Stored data

>>>>>

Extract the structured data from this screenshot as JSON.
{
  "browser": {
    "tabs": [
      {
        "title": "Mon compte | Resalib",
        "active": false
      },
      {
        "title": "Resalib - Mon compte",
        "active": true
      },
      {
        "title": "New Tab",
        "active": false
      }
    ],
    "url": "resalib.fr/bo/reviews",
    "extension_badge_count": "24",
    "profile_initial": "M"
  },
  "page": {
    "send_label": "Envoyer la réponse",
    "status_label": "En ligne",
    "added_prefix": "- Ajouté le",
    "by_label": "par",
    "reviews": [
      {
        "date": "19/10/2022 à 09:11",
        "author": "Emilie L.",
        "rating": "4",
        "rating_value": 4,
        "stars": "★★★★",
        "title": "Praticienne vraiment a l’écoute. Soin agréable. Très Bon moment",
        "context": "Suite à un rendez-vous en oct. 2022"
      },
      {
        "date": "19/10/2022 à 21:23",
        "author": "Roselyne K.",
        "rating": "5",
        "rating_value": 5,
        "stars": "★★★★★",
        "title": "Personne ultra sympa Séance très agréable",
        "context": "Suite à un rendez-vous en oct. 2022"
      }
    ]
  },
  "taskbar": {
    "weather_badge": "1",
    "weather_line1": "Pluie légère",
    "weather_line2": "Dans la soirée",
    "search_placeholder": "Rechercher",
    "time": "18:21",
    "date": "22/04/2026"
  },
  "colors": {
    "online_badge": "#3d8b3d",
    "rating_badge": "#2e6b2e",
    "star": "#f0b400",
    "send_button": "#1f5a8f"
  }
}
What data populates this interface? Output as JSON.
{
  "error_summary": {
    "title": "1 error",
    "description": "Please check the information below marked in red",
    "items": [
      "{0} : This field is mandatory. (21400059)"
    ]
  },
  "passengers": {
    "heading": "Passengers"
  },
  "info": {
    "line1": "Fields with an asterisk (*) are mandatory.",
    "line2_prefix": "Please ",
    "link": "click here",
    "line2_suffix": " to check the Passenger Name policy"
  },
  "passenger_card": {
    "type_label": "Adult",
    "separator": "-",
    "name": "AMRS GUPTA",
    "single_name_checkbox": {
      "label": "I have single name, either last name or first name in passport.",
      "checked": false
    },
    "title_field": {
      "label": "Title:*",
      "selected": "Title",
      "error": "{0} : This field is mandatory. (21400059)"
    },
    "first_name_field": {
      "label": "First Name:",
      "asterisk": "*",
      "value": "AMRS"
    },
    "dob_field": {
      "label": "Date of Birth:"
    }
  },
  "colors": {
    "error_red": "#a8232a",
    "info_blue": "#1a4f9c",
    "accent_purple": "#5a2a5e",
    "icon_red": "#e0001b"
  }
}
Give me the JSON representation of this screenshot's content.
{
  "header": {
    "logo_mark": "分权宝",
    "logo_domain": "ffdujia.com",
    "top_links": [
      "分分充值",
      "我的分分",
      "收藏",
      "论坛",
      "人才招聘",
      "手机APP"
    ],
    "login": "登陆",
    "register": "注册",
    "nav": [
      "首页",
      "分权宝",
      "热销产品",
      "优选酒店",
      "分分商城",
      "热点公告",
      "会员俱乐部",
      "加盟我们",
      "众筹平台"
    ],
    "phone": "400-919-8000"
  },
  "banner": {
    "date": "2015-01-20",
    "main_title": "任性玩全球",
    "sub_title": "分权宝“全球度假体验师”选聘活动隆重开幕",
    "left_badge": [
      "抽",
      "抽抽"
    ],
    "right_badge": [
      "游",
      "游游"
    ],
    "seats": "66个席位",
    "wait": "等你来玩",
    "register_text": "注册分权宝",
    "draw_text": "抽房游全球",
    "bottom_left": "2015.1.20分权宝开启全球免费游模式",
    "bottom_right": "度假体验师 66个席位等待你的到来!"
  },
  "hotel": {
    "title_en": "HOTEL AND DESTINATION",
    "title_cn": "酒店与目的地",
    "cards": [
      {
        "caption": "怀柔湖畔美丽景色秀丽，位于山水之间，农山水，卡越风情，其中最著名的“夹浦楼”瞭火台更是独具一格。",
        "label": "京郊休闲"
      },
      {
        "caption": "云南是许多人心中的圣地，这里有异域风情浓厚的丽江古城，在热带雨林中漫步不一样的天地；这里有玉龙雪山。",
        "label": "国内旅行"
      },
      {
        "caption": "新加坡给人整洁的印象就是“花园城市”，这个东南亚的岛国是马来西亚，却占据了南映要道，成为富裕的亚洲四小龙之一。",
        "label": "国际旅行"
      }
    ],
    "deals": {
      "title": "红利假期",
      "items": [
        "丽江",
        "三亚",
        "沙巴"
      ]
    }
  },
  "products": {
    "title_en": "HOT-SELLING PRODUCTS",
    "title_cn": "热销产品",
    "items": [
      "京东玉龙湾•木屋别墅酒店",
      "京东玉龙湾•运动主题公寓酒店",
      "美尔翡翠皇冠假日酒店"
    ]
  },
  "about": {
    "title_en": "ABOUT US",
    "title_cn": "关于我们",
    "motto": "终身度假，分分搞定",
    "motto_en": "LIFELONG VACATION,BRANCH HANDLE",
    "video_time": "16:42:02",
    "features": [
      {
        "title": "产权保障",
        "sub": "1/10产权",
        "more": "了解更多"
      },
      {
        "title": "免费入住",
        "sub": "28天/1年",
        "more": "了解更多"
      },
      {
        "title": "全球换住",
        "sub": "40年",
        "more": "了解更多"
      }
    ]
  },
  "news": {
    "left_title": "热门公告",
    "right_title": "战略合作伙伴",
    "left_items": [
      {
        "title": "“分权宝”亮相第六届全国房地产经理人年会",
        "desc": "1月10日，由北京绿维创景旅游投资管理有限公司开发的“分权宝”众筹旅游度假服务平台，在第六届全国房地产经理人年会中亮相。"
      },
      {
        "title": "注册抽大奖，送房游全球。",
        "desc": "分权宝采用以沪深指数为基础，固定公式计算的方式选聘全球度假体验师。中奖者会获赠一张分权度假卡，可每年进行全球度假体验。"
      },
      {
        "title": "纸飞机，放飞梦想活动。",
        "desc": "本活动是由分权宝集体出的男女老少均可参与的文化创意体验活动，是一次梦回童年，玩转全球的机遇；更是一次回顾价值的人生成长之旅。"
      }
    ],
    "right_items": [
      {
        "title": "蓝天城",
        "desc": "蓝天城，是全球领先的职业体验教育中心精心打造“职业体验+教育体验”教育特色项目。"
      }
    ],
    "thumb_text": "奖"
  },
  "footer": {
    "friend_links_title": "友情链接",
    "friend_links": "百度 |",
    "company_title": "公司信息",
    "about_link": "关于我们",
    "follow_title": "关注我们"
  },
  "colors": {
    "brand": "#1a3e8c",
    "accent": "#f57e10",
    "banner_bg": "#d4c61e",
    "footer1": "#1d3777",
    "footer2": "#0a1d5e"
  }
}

<<<<<

- _WHAT THE TASK ASKS_
Find the word "agréable" and list each line it appears in.

- _PROBLEM SOLUTION_
        "title": "Praticienne vraiment a l’écoute. Soin agréable. Très Bon moment",
        "title": "Personne ultra sympa Séance très agréable",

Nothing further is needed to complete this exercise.